> **Task requirements**
Can you copy the lines from the one that contains "Enumerate this screenshot's" through the end of the material below, exactly and with nothing else?

● ● ●

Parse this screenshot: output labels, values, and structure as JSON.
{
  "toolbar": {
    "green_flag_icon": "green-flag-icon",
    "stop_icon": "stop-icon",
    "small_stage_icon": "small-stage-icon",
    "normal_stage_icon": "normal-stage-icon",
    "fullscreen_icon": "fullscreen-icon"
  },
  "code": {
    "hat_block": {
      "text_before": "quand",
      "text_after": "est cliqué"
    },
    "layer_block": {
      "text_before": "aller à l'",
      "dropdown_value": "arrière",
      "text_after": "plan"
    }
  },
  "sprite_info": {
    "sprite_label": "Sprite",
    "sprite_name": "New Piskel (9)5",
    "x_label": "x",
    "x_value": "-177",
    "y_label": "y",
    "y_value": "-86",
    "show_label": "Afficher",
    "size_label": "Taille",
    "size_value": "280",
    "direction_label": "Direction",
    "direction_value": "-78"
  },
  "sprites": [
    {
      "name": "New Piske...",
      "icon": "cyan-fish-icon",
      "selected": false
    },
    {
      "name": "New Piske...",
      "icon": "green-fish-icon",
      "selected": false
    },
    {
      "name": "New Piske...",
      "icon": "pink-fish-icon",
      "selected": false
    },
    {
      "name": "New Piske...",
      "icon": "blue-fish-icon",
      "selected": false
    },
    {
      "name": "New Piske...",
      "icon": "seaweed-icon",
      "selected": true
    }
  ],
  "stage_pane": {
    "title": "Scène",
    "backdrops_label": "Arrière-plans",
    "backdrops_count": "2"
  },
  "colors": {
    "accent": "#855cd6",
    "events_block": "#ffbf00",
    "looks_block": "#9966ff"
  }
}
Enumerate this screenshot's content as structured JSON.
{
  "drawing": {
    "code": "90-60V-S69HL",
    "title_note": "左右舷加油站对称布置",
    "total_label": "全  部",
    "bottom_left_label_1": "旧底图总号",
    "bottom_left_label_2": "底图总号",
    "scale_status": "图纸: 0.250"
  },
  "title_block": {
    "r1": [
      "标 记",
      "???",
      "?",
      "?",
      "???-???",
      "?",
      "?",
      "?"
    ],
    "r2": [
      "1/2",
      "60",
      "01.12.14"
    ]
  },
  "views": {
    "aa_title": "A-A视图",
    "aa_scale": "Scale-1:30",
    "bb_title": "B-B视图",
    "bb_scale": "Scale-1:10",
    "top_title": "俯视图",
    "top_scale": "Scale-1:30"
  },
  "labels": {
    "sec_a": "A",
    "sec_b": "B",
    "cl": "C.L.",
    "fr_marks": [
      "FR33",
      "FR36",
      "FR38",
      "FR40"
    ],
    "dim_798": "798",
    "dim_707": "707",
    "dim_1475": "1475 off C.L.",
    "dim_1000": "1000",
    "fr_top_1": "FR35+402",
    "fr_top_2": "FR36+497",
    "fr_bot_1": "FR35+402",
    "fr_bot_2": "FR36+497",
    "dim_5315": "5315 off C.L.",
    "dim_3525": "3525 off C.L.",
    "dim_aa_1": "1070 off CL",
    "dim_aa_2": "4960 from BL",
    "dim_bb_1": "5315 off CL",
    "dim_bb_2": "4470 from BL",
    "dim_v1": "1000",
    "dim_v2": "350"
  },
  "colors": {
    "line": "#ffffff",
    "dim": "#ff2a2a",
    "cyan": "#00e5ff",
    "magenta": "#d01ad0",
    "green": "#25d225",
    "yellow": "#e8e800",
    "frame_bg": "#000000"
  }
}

● ● ●

> **Exercise response**
Enumerate this screenshot's content as structured JSON.
{
  "drawing": {
    "code": "90-60V-S69HL",
    "title_note": "左右舷加油站对称布置",
    "total_label": "全  部",
    "bottom_left_label_1": "旧底图总号",
    "bottom_left_label_2": "底图总号",
    "scale_status": "图纸: 0.250"
  },
  "title_block": {
    "r1": [
      "标 记",
      "???",
      "?",
      "?",
      "???-???",
      "?",
      "?",
      "?"
    ],
    "r2": [
      "1/2",
      "60",
      "01.12.14"
    ]
  },
  "views": {
    "aa_title": "A-A视图",
    "aa_scale": "Scale-1:30",
    "bb_title": "B-B视图",
    "bb_scale": "Scale-1:10",
    "top_title": "俯视图",
    "top_scale": "Scale-1:30"
  },
  "labels": {
    "sec_a": "A",
    "sec_b": "B",
    "cl": "C.L.",
    "fr_marks": [
      "FR33",
      "FR36",
      "FR38",
      "FR40"
    ],
    "dim_798": "798",
    "dim_707": "707",
    "dim_1475": "1475 off C.L.",
    "dim_1000": "1000",
    "fr_top_1": "FR35+402",
    "fr_top_2": "FR36+497",
    "fr_bot_1": "FR35+402",
    "fr_bot_2": "FR36+497",
    "dim_5315": "5315 off C.L.",
    "dim_3525": "3525 off C.L.",
    "dim_aa_1": "1070 off CL",
    "dim_aa_2": "4960 from BL",
    "dim_bb_1": "5315 off CL",
    "dim_bb_2": "4470 from BL",
    "dim_v1": "1000",
    "dim_v2": "350"
  },
  "colors": {
    "line": "#ffffff",
    "dim": "#ff2a2a",
    "cyan": "#00e5ff",
    "magenta": "#d01ad0",
    "green": "#25d225",
    "yellow": "#e8e800",
    "frame_bg": "#000000"
  }
}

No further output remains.